((

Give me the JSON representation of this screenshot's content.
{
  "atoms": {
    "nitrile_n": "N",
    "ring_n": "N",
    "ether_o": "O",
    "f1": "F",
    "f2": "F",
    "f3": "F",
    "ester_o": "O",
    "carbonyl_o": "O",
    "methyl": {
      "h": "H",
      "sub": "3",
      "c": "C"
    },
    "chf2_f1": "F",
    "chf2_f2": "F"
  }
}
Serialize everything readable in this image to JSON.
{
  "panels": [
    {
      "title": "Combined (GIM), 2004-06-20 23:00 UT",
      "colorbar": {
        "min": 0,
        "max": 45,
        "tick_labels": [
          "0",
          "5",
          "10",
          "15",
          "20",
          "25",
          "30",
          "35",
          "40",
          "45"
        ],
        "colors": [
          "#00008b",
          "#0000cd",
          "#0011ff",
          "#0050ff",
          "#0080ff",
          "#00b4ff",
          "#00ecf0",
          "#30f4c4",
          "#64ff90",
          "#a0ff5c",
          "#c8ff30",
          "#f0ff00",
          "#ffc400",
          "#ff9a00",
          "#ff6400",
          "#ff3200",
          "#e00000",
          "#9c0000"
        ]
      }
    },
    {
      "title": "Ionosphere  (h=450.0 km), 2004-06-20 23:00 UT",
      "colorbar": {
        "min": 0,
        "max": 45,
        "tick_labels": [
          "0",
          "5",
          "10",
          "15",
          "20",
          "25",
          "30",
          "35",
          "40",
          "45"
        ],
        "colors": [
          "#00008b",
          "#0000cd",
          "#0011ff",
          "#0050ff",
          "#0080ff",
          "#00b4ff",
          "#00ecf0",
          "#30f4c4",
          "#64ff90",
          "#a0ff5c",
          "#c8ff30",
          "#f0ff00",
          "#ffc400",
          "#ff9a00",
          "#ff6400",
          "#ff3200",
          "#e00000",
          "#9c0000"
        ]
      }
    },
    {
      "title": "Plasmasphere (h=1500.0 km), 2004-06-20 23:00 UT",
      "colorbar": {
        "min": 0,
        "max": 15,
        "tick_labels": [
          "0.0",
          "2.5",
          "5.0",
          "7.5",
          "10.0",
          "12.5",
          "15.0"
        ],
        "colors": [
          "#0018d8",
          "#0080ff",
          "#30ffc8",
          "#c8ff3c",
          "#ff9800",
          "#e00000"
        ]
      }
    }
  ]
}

))

Given request:
Return every line containing "JSON".

Written solution:
Give me the JSON representation of this screenshot's content.
Serialize everything readable in this image to JSON.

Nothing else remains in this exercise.